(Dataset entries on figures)
*****

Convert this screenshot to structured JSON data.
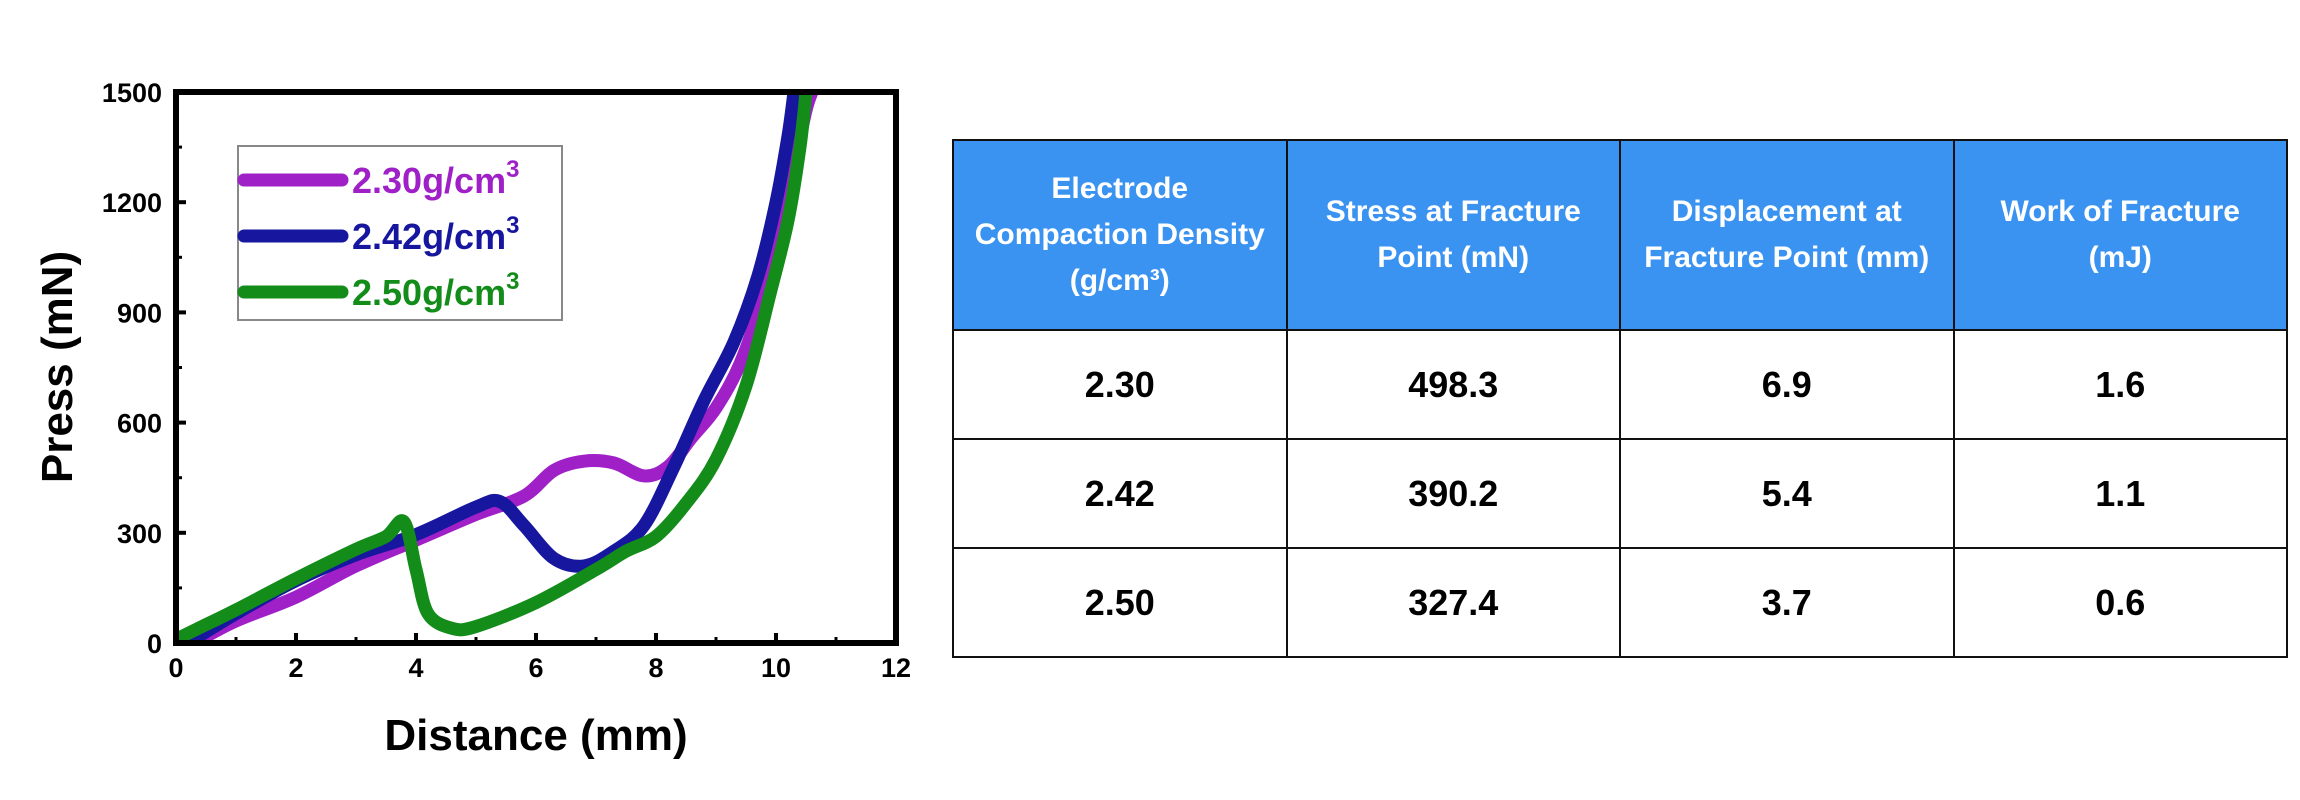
{
  "chart_data": {
    "type": "line",
    "xlabel": "Distance (mm)",
    "ylabel": "Press (mN)",
    "xlim": [
      0,
      12
    ],
    "ylim": [
      0,
      1500
    ],
    "xticks": [
      "0",
      "2",
      "4",
      "6",
      "8",
      "10",
      "12"
    ],
    "yticks": [
      "0",
      "300",
      "600",
      "900",
      "1200",
      "1500"
    ],
    "legend_position": "top-left",
    "series": [
      {
        "name": "2.30g/cm",
        "sup": "3",
        "color": "#a020c8",
        "points": [
          [
            0.3,
            0
          ],
          [
            1,
            60
          ],
          [
            2,
            125
          ],
          [
            3,
            210
          ],
          [
            4,
            280
          ],
          [
            5,
            350
          ],
          [
            5.8,
            400
          ],
          [
            6.3,
            470
          ],
          [
            6.8,
            495
          ],
          [
            7.3,
            490
          ],
          [
            7.8,
            455
          ],
          [
            8.2,
            480
          ],
          [
            8.6,
            560
          ],
          [
            9,
            640
          ],
          [
            9.4,
            760
          ],
          [
            9.8,
            950
          ],
          [
            10.1,
            1150
          ],
          [
            10.3,
            1300
          ],
          [
            10.5,
            1450
          ],
          [
            10.6,
            1500
          ]
        ]
      },
      {
        "name": "2.42g/cm",
        "sup": "3",
        "color": "#16169e",
        "points": [
          [
            0.2,
            0
          ],
          [
            1,
            80
          ],
          [
            2,
            170
          ],
          [
            3,
            240
          ],
          [
            4,
            295
          ],
          [
            5,
            370
          ],
          [
            5.4,
            385
          ],
          [
            5.8,
            320
          ],
          [
            6.3,
            230
          ],
          [
            6.8,
            210
          ],
          [
            7.3,
            250
          ],
          [
            7.8,
            320
          ],
          [
            8.3,
            480
          ],
          [
            8.8,
            660
          ],
          [
            9.3,
            820
          ],
          [
            9.7,
            1000
          ],
          [
            10,
            1200
          ],
          [
            10.2,
            1380
          ],
          [
            10.3,
            1500
          ]
        ]
      },
      {
        "name": "2.50g/cm",
        "sup": "3",
        "color": "#138c1a",
        "points": [
          [
            0,
            10
          ],
          [
            0.5,
            50
          ],
          [
            1,
            90
          ],
          [
            2,
            175
          ],
          [
            3,
            255
          ],
          [
            3.5,
            290
          ],
          [
            3.8,
            330
          ],
          [
            4,
            200
          ],
          [
            4.2,
            80
          ],
          [
            4.6,
            40
          ],
          [
            5,
            45
          ],
          [
            6,
            110
          ],
          [
            7,
            200
          ],
          [
            7.5,
            250
          ],
          [
            8,
            290
          ],
          [
            8.5,
            380
          ],
          [
            9,
            500
          ],
          [
            9.5,
            700
          ],
          [
            9.9,
            950
          ],
          [
            10.2,
            1150
          ],
          [
            10.4,
            1350
          ],
          [
            10.5,
            1500
          ]
        ]
      }
    ]
  },
  "table": {
    "headers": [
      "Electrode Compaction Density (g/cm³)",
      "Stress at Fracture Point (mN)",
      "Displacement at Fracture Point (mm)",
      "Work of Fracture (mJ)"
    ],
    "rows": [
      [
        "2.30",
        "498.3",
        "6.9",
        "1.6"
      ],
      [
        "2.42",
        "390.2",
        "5.4",
        "1.1"
      ],
      [
        "2.50",
        "327.4",
        "3.7",
        "0.6"
      ]
    ]
  }
}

*****

What needs to be done:
Find each line holding the string "color" and copy it out.

Reply to the task:
        "color": "#a020c8",
        "color": "#16169e",
        "color": "#138c1a",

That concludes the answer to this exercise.